Saved entries:
------------------------------------------------------------------------

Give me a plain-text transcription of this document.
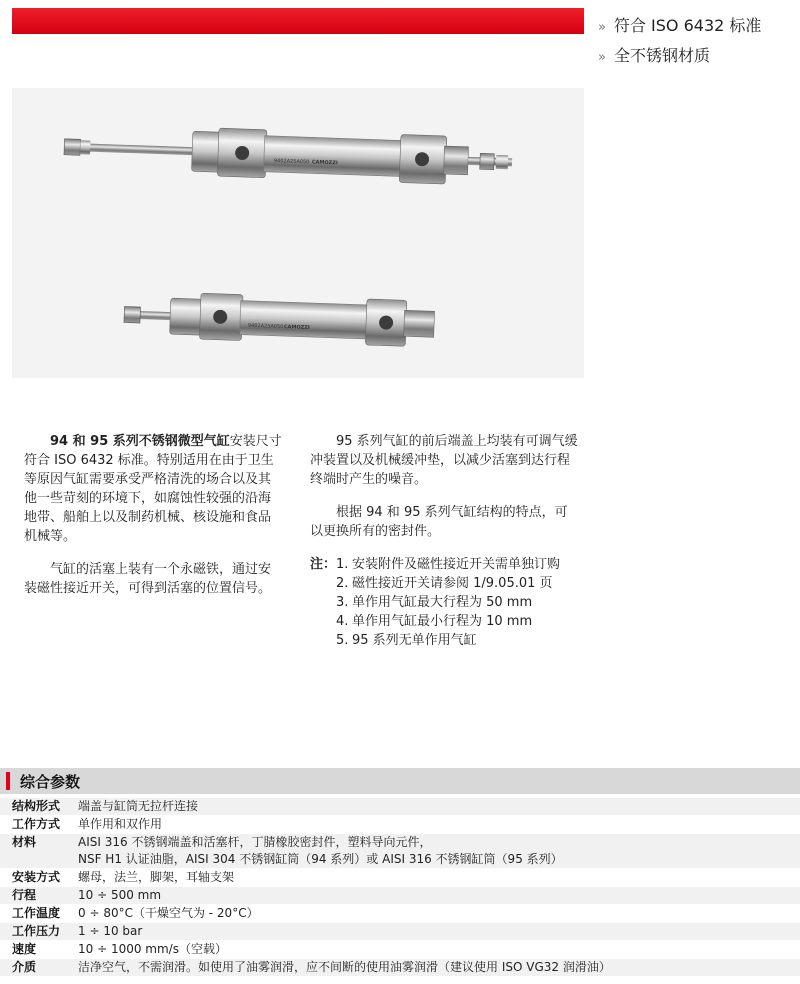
» 符合 ISO 6432 标准
» 全不锈钢材质
9402A25A050 CAMOZZI
9402A25A050 CAMOZZI

94 和 95 系列不锈钢微型气缸安装尺寸符合 ISO 6432 标准。特别适用在由于卫生等原因气缸需要承受严格清洗的场合以及其他一些苛刻的环境下，如腐蚀性较强的沿海地带、船舶上以及制药机械、核设施和食品机械等。

气缸的活塞上装有一个永磁铁，通过安装磁性接近开关，可得到活塞的位置信号。

95 系列气缸的前后端盖上均装有可调气缓冲装置以及机械缓冲垫，以减少活塞到达行程终端时产生的噪音。

根据 94 和 95 系列气缸结构的特点，可以更换所有的密封件。

注： 1. 安装附件及磁性接近开关需单独订购
2. 磁性接近开关请参阅 1/9.05.01 页
3. 单作用气缸最大行程为 50 mm
4. 单作用气缸最小行程为 10 mm
5. 95 系列无单作用气缸
综合参数
结构形式	端盖与缸筒无拉杆连接
工作方式	单作用和双作用
材料	AISI 316 不锈钢端盖和活塞杆，丁腈橡胶密封件，塑料导向元件，
NSF H1 认证油脂，AISI 304 不锈钢缸筒（94 系列）或 AISI 316 不锈钢缸筒（95 系列）
安装方式	螺母，法兰，脚架，耳轴支架
行程	10 ÷ 500 mm
工作温度	0 ÷ 80°C（干燥空气为 - 20°C）
工作压力	1 ÷ 10 bar
速度	10 ÷ 1000 mm/s（空载）
介质	洁净空气，不需润滑。如使用了油雾润滑，应不间断的使用油雾润滑（建议使用 ISO VG32 润滑油）
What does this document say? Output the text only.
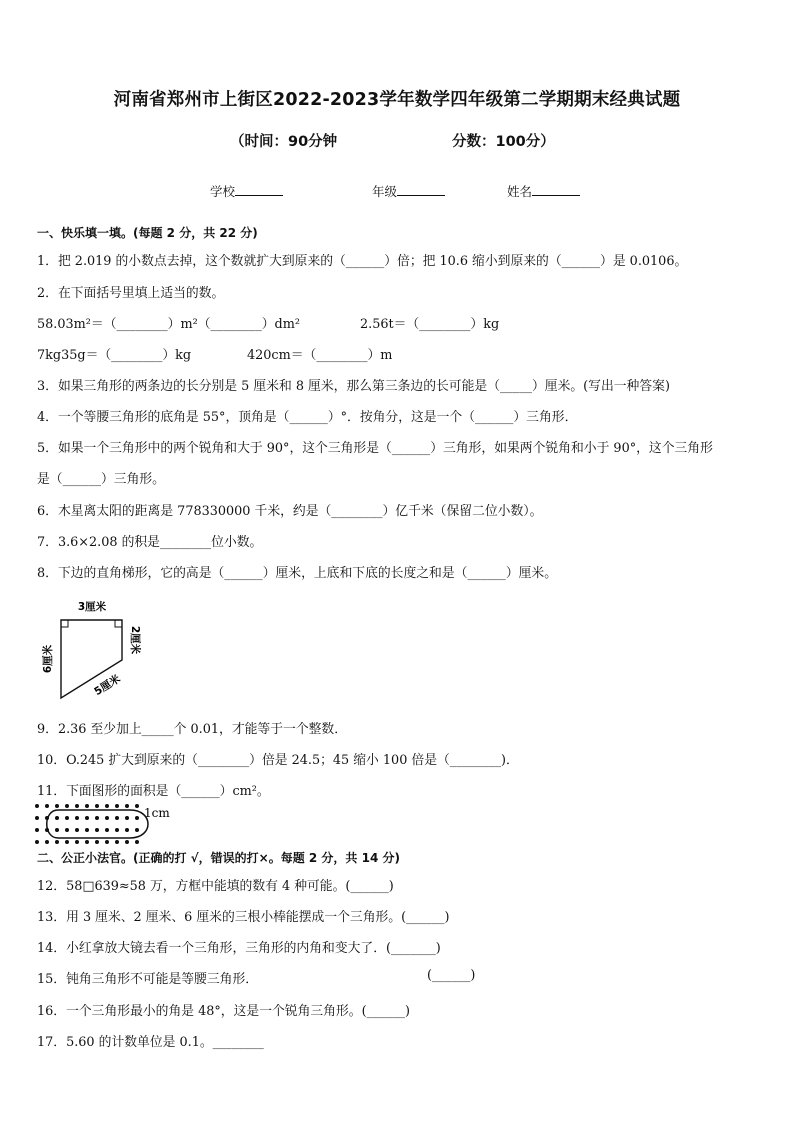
河南省郑州市上街区2022-2023学年数学四年级第二学期期末经典试题
（时间：90分钟	分数：100分）
学校	年级	姓名
一、快乐填一填。(每题 2 分，共 22 分)
1．把 2.019 的小数点去掉，这个数就扩大到原来的（______）倍；把 10.6 缩小到原来的（______）是 0.0106。
2．在下面括号里填上适当的数。
58.03m²＝（________）m²（________）dm²	2.56t＝（________）kg
7kg35g＝（________）kg	420cm＝（________）m
3．如果三角形的两条边的长分别是 5 厘米和 8 厘米，那么第三条边的长可能是（_____）厘米。(写出一种答案)
4．一个等腰三角形的底角是 55°，顶角是（______）°．按角分，这是一个（______）三角形．
5．如果一个三角形中的两个锐角和大于 90°，这个三角形是（______）三角形，如果两个锐角和小于 90°，这个三角形
是（______）三角形。
6．木星离太阳的距离是 778330000 千米，约是（________）亿千米（保留二位小数）。
7．3.6×2.08 的积是________位小数。
8．下边的直角梯形，它的高是（______）厘米，上底和下底的长度之和是（______）厘米。
3厘米
6厘米
2厘米
5厘米
9．2.36 至少加上_____个 0.01，才能等于一个整数．
10．O.245 扩大到原来的（________）倍是 24.5；45 缩小 100 倍是（________)．
11．下面图形的面积是（______）cm²。
1cm
二、公正小法官。(正确的打 √，错误的打×。每题 2 分，共 14 分)
12．58□639≈58 万，方框中能填的数有 4 种可能。(______)
13．用 3 厘米、2 厘米、6 厘米的三根小棒能摆成一个三角形。(______)
14．小红拿放大镜去看一个三角形，三角形的内角和变大了．(_______)
15．钝角三角形不可能是等腰三角形．	(______)
16．一个三角形最小的角是 48°，这是一个锐角三角形。(______)
17．5.60 的计数单位是 0.1。________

------------------------------------------------------------------------

(Short exercise)
Restate the data above exactly, stripping out each image.

(Result for this task)
Give me a plain-text transcription of this document.
» 符合 ISO 6432 标准
» 全不锈钢材质
9402A25A050 CAMOZZI
9402A25A050 CAMOZZI

94 和 95 系列不锈钢微型气缸安装尺寸符合 ISO 6432 标准。特别适用在由于卫生等原因气缸需要承受严格清洗的场合以及其他一些苛刻的环境下，如腐蚀性较强的沿海地带、船舶上以及制药机械、核设施和食品机械等。

气缸的活塞上装有一个永磁铁，通过安装磁性接近开关，可得到活塞的位置信号。

95 系列气缸的前后端盖上均装有可调气缓冲装置以及机械缓冲垫，以减少活塞到达行程终端时产生的噪音。

根据 94 和 95 系列气缸结构的特点，可以更换所有的密封件。

注： 1. 安装附件及磁性接近开关需单独订购
2. 磁性接近开关请参阅 1/9.05.01 页
3. 单作用气缸最大行程为 50 mm
4. 单作用气缸最小行程为 10 mm
5. 95 系列无单作用气缸
综合参数
结构形式	端盖与缸筒无拉杆连接
工作方式	单作用和双作用
材料	AISI 316 不锈钢端盖和活塞杆，丁腈橡胶密封件，塑料导向元件，
NSF H1 认证油脂，AISI 304 不锈钢缸筒（94 系列）或 AISI 316 不锈钢缸筒（95 系列）
安装方式	螺母，法兰，脚架，耳轴支架
行程	10 ÷ 500 mm
工作温度	0 ÷ 80°C（干燥空气为 - 20°C）
工作压力	1 ÷ 10 bar
速度	10 ÷ 1000 mm/s（空载）
介质	洁净空气，不需润滑。如使用了油雾润滑，应不间断的使用油雾润滑（建议使用 ISO VG32 润滑油）
What does this document say? Output the text only.
河南省郑州市上街区2022-2023学年数学四年级第二学期期末经典试题
（时间：90分钟	分数：100分）
学校	年级	姓名
一、快乐填一填。(每题 2 分，共 22 分)
1．把 2.019 的小数点去掉，这个数就扩大到原来的（______）倍；把 10.6 缩小到原来的（______）是 0.0106。
2．在下面括号里填上适当的数。
58.03m²＝（________）m²（________）dm²	2.56t＝（________）kg
7kg35g＝（________）kg	420cm＝（________）m
3．如果三角形的两条边的长分别是 5 厘米和 8 厘米，那么第三条边的长可能是（_____）厘米。(写出一种答案)
4．一个等腰三角形的底角是 55°，顶角是（______）°．按角分，这是一个（______）三角形．
5．如果一个三角形中的两个锐角和大于 90°，这个三角形是（______）三角形，如果两个锐角和小于 90°，这个三角形
是（______）三角形。
6．木星离太阳的距离是 778330000 千米，约是（________）亿千米（保留二位小数）。
7．3.6×2.08 的积是________位小数。
8．下边的直角梯形，它的高是（______）厘米，上底和下底的长度之和是（______）厘米。
3厘米
6厘米
2厘米
5厘米
9．2.36 至少加上_____个 0.01，才能等于一个整数．
10．O.245 扩大到原来的（________）倍是 24.5；45 缩小 100 倍是（________)．
11．下面图形的面积是（______）cm²。
1cm
二、公正小法官。(正确的打 √，错误的打×。每题 2 分，共 14 分)
12．58□639≈58 万，方框中能填的数有 4 种可能。(______)
13．用 3 厘米、2 厘米、6 厘米的三根小棒能摆成一个三角形。(______)
14．小红拿放大镜去看一个三角形，三角形的内角和变大了．(_______)
15．钝角三角形不可能是等腰三角形．	(______)
16．一个三角形最小的角是 48°，这是一个锐角三角形。(______)
17．5.60 的计数单位是 0.1。________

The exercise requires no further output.